* Start The input *

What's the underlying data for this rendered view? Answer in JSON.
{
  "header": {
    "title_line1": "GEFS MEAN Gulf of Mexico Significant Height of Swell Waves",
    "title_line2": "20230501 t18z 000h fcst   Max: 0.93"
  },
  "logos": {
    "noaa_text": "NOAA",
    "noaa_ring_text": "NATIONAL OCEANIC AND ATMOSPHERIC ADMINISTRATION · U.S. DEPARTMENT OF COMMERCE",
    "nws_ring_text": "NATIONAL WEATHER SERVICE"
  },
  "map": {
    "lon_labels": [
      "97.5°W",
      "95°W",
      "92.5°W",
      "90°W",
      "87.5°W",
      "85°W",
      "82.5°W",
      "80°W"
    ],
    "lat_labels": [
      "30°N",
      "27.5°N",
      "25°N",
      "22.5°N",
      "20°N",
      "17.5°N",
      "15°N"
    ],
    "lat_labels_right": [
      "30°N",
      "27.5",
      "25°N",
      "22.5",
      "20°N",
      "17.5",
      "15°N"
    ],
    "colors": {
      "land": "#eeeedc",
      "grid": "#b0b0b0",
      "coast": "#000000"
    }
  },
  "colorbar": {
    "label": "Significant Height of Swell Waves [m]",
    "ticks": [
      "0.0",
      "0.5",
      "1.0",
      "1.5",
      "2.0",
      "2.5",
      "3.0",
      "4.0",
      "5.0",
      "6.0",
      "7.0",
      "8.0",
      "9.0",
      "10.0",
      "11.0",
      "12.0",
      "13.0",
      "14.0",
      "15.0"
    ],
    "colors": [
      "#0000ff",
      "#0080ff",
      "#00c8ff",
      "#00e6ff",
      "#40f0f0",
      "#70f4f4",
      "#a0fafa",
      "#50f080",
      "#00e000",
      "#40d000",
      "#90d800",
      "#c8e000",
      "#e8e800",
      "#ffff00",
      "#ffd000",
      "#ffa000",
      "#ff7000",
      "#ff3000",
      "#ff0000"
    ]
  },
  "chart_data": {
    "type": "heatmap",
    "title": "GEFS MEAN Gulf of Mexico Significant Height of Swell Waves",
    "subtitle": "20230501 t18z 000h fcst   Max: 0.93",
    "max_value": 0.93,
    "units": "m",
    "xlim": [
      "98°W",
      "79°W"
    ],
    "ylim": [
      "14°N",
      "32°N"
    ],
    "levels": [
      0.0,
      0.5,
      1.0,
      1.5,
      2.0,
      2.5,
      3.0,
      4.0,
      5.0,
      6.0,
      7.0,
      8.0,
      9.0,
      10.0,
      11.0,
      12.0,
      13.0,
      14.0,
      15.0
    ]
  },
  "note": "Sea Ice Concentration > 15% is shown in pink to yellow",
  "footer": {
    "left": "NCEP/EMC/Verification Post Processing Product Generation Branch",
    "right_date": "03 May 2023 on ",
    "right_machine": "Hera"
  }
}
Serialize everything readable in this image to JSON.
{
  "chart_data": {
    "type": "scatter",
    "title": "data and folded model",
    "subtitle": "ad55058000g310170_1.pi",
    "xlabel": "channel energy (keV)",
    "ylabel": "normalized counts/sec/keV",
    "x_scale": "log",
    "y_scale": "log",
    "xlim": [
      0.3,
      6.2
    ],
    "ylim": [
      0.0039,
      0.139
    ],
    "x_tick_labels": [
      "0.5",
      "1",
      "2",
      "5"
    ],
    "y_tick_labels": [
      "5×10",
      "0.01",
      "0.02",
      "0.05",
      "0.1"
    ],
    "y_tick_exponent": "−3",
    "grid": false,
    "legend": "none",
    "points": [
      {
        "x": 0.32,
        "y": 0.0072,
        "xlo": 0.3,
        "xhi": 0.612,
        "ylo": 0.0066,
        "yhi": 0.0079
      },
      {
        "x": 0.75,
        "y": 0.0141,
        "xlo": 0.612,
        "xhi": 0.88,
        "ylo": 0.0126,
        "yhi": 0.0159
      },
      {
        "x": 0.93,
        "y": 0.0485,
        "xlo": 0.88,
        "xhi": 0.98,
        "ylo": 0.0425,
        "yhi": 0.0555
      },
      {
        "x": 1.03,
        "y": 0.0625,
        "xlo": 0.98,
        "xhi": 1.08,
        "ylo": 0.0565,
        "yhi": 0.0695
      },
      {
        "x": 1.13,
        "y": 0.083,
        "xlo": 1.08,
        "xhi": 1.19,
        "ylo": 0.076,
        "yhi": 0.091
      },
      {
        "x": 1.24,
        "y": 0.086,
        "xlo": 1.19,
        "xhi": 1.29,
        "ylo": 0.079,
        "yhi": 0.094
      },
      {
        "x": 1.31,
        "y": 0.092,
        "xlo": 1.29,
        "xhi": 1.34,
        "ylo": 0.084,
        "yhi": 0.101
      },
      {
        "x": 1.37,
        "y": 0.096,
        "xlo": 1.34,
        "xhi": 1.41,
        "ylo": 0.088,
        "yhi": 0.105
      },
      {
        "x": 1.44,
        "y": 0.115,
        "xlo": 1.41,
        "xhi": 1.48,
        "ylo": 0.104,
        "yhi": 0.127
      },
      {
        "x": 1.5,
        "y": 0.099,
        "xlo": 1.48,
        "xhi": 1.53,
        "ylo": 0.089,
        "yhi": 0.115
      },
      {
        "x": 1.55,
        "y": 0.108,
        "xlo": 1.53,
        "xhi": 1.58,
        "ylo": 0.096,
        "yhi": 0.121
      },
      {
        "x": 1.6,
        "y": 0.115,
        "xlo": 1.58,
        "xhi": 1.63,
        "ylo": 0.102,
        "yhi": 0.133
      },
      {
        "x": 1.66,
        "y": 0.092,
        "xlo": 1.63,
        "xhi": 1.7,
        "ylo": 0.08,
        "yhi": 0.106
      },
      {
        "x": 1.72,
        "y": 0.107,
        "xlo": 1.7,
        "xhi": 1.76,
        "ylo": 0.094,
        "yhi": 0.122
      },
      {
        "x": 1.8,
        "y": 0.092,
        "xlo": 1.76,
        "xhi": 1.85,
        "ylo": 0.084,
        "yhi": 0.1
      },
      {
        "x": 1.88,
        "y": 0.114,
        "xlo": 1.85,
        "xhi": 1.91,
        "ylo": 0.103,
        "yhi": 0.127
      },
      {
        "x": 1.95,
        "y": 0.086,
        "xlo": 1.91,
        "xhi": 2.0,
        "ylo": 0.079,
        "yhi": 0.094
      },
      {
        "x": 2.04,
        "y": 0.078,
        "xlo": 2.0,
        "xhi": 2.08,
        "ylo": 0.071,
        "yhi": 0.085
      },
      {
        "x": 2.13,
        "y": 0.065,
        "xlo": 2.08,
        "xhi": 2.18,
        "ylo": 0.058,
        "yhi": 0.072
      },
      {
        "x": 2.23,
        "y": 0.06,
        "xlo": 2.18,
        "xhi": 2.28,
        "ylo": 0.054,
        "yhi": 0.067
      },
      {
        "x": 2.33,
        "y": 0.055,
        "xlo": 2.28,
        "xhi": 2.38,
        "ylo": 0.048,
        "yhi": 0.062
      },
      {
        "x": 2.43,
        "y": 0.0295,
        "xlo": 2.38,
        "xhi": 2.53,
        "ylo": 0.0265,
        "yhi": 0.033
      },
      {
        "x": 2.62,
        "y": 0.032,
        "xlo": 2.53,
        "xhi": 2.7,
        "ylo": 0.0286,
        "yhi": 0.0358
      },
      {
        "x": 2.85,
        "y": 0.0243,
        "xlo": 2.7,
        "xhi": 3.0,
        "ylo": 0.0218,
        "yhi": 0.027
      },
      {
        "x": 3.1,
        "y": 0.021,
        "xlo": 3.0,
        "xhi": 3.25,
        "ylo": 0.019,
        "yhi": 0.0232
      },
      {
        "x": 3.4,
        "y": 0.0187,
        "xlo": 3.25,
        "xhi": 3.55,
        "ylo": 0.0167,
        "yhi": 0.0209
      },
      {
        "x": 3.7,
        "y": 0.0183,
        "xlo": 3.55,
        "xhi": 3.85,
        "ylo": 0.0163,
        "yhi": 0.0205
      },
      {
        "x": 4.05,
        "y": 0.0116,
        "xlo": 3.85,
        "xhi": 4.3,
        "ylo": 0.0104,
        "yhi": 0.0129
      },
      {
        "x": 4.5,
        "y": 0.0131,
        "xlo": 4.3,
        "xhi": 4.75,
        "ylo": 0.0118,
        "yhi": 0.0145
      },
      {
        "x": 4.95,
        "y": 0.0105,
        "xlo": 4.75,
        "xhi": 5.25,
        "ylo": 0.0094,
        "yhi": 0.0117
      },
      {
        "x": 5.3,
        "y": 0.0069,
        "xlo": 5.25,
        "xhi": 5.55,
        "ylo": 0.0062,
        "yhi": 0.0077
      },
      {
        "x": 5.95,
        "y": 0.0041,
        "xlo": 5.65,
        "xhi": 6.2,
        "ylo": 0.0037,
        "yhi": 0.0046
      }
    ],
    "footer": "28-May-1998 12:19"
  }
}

* End The input *

### Exercise goal:
In the listing above, find each line with the word "Waves" and copy it.

### Solution for this task:
    "title_line1": "GEFS MEAN Gulf of Mexico Significant Height of Swell Waves",
    "label": "Significant Height of Swell Waves [m]",
    "title": "GEFS MEAN Gulf of Mexico Significant Height of Swell Waves",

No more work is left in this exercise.